-- TASK OBJECTIVE --
Scan the material below for lines with the word "JSON" and report how many there are, with nothing added.

[Records excerpted from a collection]
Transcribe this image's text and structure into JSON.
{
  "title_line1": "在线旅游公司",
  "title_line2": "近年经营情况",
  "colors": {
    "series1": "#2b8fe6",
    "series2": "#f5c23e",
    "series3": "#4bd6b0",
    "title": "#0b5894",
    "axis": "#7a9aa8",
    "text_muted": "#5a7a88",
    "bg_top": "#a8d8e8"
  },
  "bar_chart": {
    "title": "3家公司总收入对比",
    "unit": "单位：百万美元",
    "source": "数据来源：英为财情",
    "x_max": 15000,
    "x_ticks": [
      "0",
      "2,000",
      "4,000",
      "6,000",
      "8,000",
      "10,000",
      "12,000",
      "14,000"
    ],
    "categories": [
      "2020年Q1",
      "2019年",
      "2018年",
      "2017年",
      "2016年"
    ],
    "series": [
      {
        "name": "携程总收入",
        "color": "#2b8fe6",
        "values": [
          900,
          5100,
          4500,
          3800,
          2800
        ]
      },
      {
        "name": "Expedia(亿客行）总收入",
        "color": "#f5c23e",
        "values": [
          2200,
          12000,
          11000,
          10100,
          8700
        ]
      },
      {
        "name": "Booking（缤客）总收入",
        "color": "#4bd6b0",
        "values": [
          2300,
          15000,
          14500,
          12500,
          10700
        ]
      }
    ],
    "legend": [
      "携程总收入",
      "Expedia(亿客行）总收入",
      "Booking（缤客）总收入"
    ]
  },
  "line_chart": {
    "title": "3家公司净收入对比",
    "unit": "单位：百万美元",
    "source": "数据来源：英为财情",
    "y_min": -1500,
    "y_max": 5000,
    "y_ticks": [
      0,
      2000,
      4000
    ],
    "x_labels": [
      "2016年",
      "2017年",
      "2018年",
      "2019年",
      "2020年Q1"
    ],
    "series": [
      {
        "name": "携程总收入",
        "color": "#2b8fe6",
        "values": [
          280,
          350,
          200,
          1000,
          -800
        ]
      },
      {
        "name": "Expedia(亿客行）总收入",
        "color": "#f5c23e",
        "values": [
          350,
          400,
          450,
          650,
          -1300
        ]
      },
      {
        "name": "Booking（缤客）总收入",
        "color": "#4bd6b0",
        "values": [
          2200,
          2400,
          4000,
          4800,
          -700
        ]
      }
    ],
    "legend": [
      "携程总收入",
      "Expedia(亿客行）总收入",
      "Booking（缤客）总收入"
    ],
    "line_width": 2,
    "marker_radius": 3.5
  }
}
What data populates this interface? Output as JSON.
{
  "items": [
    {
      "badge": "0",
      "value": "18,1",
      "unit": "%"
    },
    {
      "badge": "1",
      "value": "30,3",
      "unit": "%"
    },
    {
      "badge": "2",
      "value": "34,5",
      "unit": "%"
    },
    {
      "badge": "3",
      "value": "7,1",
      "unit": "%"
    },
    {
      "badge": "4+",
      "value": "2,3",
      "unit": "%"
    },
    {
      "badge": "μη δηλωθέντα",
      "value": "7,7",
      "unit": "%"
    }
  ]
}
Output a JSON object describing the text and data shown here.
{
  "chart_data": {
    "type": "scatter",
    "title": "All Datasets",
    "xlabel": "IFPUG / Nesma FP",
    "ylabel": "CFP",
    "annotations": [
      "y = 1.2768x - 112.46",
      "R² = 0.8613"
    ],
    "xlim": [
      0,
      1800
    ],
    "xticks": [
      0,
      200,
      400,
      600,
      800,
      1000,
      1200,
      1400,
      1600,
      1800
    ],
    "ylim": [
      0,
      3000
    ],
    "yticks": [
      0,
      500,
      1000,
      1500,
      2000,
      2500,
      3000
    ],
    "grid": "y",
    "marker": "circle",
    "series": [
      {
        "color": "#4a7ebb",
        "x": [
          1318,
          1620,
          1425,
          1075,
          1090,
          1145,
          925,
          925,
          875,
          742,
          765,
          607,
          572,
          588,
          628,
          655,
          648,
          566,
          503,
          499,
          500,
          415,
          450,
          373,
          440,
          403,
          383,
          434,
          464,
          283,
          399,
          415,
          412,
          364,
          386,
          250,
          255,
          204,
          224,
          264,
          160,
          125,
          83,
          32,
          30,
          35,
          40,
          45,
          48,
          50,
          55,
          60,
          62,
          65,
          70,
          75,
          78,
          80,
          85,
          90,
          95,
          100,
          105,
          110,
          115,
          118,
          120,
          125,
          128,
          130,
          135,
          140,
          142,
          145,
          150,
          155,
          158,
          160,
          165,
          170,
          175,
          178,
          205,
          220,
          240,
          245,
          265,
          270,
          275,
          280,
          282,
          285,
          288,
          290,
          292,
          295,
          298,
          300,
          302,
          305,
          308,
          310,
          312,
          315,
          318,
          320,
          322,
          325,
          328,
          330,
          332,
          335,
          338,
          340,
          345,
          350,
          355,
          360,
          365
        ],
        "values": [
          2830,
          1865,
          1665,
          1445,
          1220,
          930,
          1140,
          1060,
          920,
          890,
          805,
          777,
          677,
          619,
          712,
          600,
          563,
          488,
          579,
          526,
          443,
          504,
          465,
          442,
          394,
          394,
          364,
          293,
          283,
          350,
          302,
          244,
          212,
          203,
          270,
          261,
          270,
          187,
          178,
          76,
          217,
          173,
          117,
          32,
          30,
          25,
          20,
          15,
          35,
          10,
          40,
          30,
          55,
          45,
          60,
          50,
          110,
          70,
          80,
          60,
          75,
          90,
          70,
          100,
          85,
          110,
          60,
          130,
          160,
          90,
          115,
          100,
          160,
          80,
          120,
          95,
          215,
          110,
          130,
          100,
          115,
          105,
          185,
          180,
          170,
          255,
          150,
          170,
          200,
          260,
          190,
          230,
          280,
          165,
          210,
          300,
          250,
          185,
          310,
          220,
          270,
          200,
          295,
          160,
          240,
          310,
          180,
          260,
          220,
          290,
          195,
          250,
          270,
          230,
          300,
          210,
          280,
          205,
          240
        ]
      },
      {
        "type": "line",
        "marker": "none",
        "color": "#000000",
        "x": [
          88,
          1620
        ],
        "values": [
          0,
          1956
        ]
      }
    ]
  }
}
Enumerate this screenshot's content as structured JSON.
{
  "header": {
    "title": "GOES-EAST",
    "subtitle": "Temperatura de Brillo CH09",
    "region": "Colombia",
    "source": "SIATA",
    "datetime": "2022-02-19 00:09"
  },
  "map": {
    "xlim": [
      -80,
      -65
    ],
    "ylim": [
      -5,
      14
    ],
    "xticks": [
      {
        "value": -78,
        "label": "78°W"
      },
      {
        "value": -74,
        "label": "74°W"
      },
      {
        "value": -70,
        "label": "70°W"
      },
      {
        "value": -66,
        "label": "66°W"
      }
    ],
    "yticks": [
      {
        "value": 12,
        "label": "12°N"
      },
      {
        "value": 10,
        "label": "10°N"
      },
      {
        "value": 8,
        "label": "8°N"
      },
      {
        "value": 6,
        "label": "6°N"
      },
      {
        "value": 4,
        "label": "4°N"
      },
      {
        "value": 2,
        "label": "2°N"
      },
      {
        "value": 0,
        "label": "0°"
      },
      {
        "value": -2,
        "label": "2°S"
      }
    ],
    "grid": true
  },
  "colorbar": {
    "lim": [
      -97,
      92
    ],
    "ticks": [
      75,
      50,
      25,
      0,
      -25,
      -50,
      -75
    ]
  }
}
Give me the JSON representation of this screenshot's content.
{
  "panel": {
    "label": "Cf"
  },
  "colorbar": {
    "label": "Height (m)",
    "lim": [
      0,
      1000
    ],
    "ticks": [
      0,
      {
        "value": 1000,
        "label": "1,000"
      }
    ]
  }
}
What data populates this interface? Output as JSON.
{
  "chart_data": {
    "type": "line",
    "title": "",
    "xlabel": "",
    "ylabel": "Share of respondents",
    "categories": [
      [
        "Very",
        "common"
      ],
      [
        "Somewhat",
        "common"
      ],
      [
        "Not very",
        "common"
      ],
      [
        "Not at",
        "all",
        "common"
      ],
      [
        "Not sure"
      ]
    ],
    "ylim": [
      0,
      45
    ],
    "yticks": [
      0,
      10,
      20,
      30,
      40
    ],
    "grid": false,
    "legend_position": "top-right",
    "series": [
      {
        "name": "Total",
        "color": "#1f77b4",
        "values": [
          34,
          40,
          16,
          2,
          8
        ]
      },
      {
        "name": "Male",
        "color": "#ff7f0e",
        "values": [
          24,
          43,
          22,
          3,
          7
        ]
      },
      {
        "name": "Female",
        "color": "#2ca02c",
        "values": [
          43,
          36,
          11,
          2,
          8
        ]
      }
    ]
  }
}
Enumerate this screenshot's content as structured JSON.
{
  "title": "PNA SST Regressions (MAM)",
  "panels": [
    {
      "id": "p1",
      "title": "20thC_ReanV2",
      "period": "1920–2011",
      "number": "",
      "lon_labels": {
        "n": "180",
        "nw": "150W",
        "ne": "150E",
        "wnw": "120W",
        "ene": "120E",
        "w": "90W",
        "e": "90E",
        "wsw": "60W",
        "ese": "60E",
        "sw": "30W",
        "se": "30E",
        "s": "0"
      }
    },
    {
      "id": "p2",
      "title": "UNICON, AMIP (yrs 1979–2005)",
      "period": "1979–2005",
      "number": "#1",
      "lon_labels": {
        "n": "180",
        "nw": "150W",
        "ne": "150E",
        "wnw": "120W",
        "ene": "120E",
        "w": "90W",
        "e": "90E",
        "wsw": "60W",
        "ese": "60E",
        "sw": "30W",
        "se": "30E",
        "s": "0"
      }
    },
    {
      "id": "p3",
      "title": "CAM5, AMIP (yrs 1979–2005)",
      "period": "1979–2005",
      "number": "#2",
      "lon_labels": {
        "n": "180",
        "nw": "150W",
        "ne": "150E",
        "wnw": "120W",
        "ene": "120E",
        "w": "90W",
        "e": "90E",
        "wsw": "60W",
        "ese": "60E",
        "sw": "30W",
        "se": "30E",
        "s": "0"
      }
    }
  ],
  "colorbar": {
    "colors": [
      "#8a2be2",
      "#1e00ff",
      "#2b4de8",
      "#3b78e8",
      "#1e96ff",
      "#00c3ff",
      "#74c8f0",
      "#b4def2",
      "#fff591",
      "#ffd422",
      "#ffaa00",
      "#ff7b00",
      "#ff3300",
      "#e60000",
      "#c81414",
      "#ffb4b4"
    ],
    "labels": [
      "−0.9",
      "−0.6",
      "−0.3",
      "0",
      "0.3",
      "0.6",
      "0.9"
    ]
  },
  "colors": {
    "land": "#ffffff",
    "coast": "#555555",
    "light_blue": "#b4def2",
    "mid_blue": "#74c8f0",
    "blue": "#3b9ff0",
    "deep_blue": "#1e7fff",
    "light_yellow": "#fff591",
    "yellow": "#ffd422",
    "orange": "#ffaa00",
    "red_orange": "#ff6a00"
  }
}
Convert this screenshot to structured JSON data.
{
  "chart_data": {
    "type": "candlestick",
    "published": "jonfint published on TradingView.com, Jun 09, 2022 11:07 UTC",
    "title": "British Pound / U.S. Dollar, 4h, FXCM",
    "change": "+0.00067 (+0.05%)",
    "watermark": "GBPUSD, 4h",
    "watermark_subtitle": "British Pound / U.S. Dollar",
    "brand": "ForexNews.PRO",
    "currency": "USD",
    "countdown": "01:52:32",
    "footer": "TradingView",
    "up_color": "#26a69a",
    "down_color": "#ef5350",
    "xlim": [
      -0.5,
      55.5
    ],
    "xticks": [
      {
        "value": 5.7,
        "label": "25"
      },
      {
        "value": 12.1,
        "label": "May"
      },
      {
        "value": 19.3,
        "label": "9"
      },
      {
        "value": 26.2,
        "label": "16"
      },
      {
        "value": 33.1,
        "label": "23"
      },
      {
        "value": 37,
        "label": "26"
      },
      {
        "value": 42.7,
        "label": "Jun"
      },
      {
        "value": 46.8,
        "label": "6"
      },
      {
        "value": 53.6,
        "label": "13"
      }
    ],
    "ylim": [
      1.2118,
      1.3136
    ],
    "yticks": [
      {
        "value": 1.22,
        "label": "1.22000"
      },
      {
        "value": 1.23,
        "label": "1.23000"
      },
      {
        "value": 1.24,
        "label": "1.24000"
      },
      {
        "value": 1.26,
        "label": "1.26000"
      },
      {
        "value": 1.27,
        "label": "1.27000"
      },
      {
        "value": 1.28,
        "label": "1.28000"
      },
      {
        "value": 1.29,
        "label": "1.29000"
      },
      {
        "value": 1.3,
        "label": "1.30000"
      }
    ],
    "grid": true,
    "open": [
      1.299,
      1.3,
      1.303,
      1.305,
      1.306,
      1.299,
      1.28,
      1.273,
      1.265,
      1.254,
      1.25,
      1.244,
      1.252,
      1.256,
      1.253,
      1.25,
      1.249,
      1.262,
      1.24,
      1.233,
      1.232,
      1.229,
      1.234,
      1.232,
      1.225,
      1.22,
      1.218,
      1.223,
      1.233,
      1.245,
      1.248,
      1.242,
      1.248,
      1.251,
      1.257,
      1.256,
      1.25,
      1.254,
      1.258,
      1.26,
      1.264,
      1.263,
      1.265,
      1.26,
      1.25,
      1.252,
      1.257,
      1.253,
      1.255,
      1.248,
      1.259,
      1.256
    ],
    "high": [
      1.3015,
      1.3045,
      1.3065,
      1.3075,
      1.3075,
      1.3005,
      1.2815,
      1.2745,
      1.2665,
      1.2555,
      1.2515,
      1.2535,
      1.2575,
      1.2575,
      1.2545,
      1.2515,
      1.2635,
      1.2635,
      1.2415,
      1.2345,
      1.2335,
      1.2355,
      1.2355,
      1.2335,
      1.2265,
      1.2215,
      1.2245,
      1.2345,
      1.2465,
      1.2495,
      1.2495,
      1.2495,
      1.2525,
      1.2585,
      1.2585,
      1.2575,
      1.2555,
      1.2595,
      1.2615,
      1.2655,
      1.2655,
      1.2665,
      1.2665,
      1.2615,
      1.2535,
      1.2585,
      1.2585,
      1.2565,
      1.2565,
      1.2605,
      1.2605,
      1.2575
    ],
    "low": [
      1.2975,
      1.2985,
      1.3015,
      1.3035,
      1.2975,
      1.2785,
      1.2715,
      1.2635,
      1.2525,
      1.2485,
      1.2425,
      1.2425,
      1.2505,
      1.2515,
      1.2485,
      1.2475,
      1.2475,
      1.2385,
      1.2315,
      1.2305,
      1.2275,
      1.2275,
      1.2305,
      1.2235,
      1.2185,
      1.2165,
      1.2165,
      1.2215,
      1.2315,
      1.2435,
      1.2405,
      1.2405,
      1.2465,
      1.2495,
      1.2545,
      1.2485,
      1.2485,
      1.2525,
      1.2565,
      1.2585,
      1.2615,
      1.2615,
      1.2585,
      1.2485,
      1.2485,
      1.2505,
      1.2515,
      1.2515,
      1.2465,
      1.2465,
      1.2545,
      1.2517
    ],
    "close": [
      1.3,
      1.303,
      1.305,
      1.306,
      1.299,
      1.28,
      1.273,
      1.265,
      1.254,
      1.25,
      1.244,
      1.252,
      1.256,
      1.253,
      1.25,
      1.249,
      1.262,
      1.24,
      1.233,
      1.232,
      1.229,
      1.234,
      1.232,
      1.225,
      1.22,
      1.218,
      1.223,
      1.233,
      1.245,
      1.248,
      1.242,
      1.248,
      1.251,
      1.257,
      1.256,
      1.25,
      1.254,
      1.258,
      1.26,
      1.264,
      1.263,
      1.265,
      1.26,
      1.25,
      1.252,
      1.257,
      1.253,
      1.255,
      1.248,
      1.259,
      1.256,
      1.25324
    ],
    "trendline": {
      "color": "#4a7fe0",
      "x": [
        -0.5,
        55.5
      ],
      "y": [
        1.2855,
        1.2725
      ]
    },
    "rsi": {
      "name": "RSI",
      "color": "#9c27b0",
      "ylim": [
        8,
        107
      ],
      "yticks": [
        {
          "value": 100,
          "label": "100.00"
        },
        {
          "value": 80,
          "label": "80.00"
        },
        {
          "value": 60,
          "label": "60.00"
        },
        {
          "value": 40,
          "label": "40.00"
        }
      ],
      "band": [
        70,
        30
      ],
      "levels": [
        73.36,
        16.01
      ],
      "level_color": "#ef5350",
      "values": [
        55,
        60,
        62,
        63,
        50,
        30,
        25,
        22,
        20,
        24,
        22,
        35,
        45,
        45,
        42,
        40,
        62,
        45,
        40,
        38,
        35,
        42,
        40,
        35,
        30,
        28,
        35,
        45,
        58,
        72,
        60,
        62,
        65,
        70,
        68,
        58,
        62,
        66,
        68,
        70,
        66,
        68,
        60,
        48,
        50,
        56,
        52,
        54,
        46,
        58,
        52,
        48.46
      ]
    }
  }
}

-- RESPONSE TO THIS EXERCISE --
8